> Brief
The entries below should be given again exactly, minus their pictures.

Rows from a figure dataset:
◇ ◇ ◇

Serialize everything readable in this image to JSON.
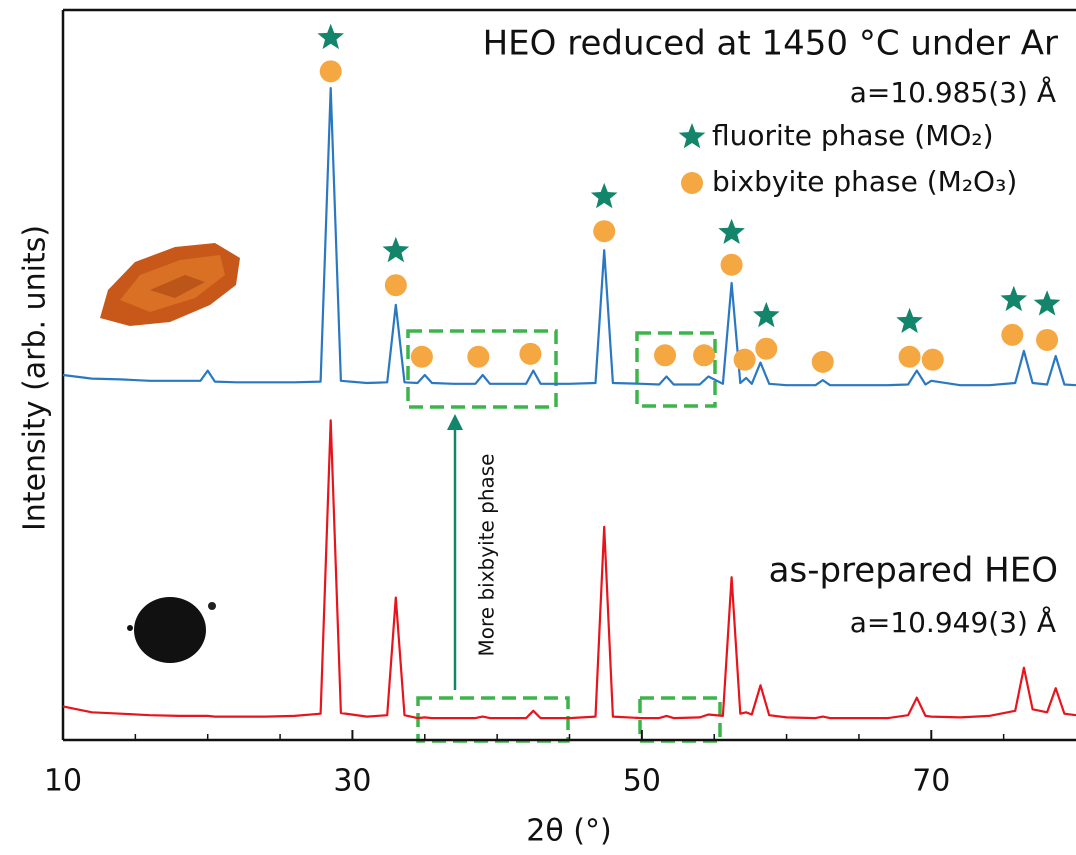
{
  "chart_data": {
    "type": "line",
    "x_label": "2θ (°)",
    "y_label": "Intensity (arb. units)",
    "xlim": [
      10,
      80
    ],
    "xticks": [
      10,
      30,
      50,
      70
    ],
    "xminorticks": [
      15,
      20,
      25,
      35,
      40,
      45,
      55,
      60,
      65,
      75
    ],
    "ylim": [
      0,
      100
    ],
    "x": [
      10,
      12,
      14,
      16,
      18,
      19.5,
      20,
      20.5,
      22,
      24,
      26,
      27.8,
      28.5,
      29.2,
      31,
      32.4,
      33,
      33.6,
      34.5,
      35,
      35.5,
      37,
      38.5,
      39,
      39.5,
      41,
      42,
      42.5,
      43,
      45,
      46.8,
      47.4,
      48,
      50,
      51.2,
      51.7,
      52.2,
      54,
      54.6,
      55.6,
      56.2,
      56.8,
      57.2,
      57.6,
      58.2,
      58.8,
      60,
      62,
      62.5,
      63,
      65,
      67,
      68.4,
      69,
      69.6,
      70,
      72,
      74,
      75.8,
      76.4,
      77,
      78,
      78.6,
      79.2,
      80
    ],
    "series": [
      {
        "name": "HEO reduced at 1450 °C under Ar",
        "lattice": "a=10.985(3) Å",
        "color": "#2b78c2",
        "values": [
          50.0,
          49.5,
          49.4,
          49.2,
          49.2,
          49.2,
          50.6,
          49.1,
          49.0,
          49.0,
          49.0,
          49.1,
          89.3,
          49.2,
          48.9,
          49.0,
          59.6,
          49.0,
          48.9,
          50.0,
          48.9,
          48.8,
          48.8,
          50.0,
          48.8,
          48.8,
          48.8,
          50.6,
          48.8,
          48.8,
          48.9,
          67.1,
          48.9,
          48.8,
          48.7,
          49.8,
          48.7,
          48.7,
          49.8,
          48.8,
          62.6,
          48.9,
          49.6,
          48.8,
          51.7,
          48.8,
          48.6,
          48.6,
          49.3,
          48.6,
          48.6,
          48.6,
          48.7,
          50.6,
          48.7,
          49.2,
          48.6,
          48.6,
          48.9,
          53.3,
          48.9,
          48.7,
          52.6,
          48.7,
          48.6
        ]
      },
      {
        "name": "as-prepared HEO",
        "lattice": "a=10.949(3) Å",
        "color": "#e8141c",
        "values": [
          4.6,
          3.8,
          3.6,
          3.4,
          3.3,
          3.3,
          3.3,
          3.2,
          3.2,
          3.2,
          3.3,
          3.6,
          43.8,
          3.7,
          3.2,
          3.4,
          19.5,
          3.4,
          3.0,
          3.1,
          3.0,
          3.0,
          3.0,
          3.2,
          3.0,
          3.0,
          3.0,
          4.0,
          3.0,
          3.0,
          3.2,
          29.2,
          3.2,
          3.0,
          3.0,
          3.3,
          3.0,
          3.1,
          3.5,
          3.3,
          22.3,
          3.6,
          3.8,
          3.5,
          7.5,
          3.4,
          3.1,
          3.0,
          3.2,
          3.0,
          3.0,
          3.0,
          3.4,
          5.8,
          3.3,
          3.2,
          3.1,
          3.3,
          4.0,
          9.9,
          4.2,
          3.8,
          7.1,
          3.6,
          3.4
        ]
      },
      {
        "name": "fluorite phase (MO₂)",
        "marker": "star",
        "color": "#12856a",
        "x": [
          28.5,
          33,
          47.4,
          56.2,
          58.6,
          68.5,
          75.7,
          78.0
        ],
        "values": [
          96.2,
          67.0,
          74.4,
          69.5,
          58.1,
          57.3,
          60.3,
          59.7
        ]
      },
      {
        "name": "bixbyite phase (M₂O₃)",
        "marker": "circle",
        "color": "#f5a742",
        "x": [
          28.5,
          33,
          47.4,
          56.2,
          34.8,
          38.7,
          42.3,
          51.6,
          54.3,
          57.1,
          58.6,
          62.5,
          68.5,
          70.1,
          75.6,
          78.0
        ],
        "values": [
          91.6,
          62.3,
          69.7,
          65.1,
          52.5,
          52.5,
          52.9,
          52.7,
          52.7,
          52.1,
          53.6,
          51.8,
          52.5,
          52.1,
          55.5,
          54.8
        ]
      }
    ],
    "annotation": "More bixbyite phase"
  }
}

◇ ◇ ◇

> Finished task
Serialize everything readable in this image to JSON.
{
  "chart_data": {
    "type": "line",
    "x_label": "2θ (°)",
    "y_label": "Intensity (arb. units)",
    "xlim": [
      10,
      80
    ],
    "xticks": [
      10,
      30,
      50,
      70
    ],
    "xminorticks": [
      15,
      20,
      25,
      35,
      40,
      45,
      55,
      60,
      65,
      75
    ],
    "ylim": [
      0,
      100
    ],
    "x": [
      10,
      12,
      14,
      16,
      18,
      19.5,
      20,
      20.5,
      22,
      24,
      26,
      27.8,
      28.5,
      29.2,
      31,
      32.4,
      33,
      33.6,
      34.5,
      35,
      35.5,
      37,
      38.5,
      39,
      39.5,
      41,
      42,
      42.5,
      43,
      45,
      46.8,
      47.4,
      48,
      50,
      51.2,
      51.7,
      52.2,
      54,
      54.6,
      55.6,
      56.2,
      56.8,
      57.2,
      57.6,
      58.2,
      58.8,
      60,
      62,
      62.5,
      63,
      65,
      67,
      68.4,
      69,
      69.6,
      70,
      72,
      74,
      75.8,
      76.4,
      77,
      78,
      78.6,
      79.2,
      80
    ],
    "series": [
      {
        "name": "HEO reduced at 1450 °C under Ar",
        "lattice": "a=10.985(3) Å",
        "color": "#2b78c2",
        "values": [
          50.0,
          49.5,
          49.4,
          49.2,
          49.2,
          49.2,
          50.6,
          49.1,
          49.0,
          49.0,
          49.0,
          49.1,
          89.3,
          49.2,
          48.9,
          49.0,
          59.6,
          49.0,
          48.9,
          50.0,
          48.9,
          48.8,
          48.8,
          50.0,
          48.8,
          48.8,
          48.8,
          50.6,
          48.8,
          48.8,
          48.9,
          67.1,
          48.9,
          48.8,
          48.7,
          49.8,
          48.7,
          48.7,
          49.8,
          48.8,
          62.6,
          48.9,
          49.6,
          48.8,
          51.7,
          48.8,
          48.6,
          48.6,
          49.3,
          48.6,
          48.6,
          48.6,
          48.7,
          50.6,
          48.7,
          49.2,
          48.6,
          48.6,
          48.9,
          53.3,
          48.9,
          48.7,
          52.6,
          48.7,
          48.6
        ]
      },
      {
        "name": "as-prepared HEO",
        "lattice": "a=10.949(3) Å",
        "color": "#e8141c",
        "values": [
          4.6,
          3.8,
          3.6,
          3.4,
          3.3,
          3.3,
          3.3,
          3.2,
          3.2,
          3.2,
          3.3,
          3.6,
          43.8,
          3.7,
          3.2,
          3.4,
          19.5,
          3.4,
          3.0,
          3.1,
          3.0,
          3.0,
          3.0,
          3.2,
          3.0,
          3.0,
          3.0,
          4.0,
          3.0,
          3.0,
          3.2,
          29.2,
          3.2,
          3.0,
          3.0,
          3.3,
          3.0,
          3.1,
          3.5,
          3.3,
          22.3,
          3.6,
          3.8,
          3.5,
          7.5,
          3.4,
          3.1,
          3.0,
          3.2,
          3.0,
          3.0,
          3.0,
          3.4,
          5.8,
          3.3,
          3.2,
          3.1,
          3.3,
          4.0,
          9.9,
          4.2,
          3.8,
          7.1,
          3.6,
          3.4
        ]
      },
      {
        "name": "fluorite phase (MO₂)",
        "marker": "star",
        "color": "#12856a",
        "x": [
          28.5,
          33,
          47.4,
          56.2,
          58.6,
          68.5,
          75.7,
          78.0
        ],
        "values": [
          96.2,
          67.0,
          74.4,
          69.5,
          58.1,
          57.3,
          60.3,
          59.7
        ]
      },
      {
        "name": "bixbyite phase (M₂O₃)",
        "marker": "circle",
        "color": "#f5a742",
        "x": [
          28.5,
          33,
          47.4,
          56.2,
          34.8,
          38.7,
          42.3,
          51.6,
          54.3,
          57.1,
          58.6,
          62.5,
          68.5,
          70.1,
          75.6,
          78.0
        ],
        "values": [
          91.6,
          62.3,
          69.7,
          65.1,
          52.5,
          52.5,
          52.9,
          52.7,
          52.7,
          52.1,
          53.6,
          51.8,
          52.5,
          52.1,
          55.5,
          54.8
        ]
      }
    ],
    "annotation": "More bixbyite phase"
  }
}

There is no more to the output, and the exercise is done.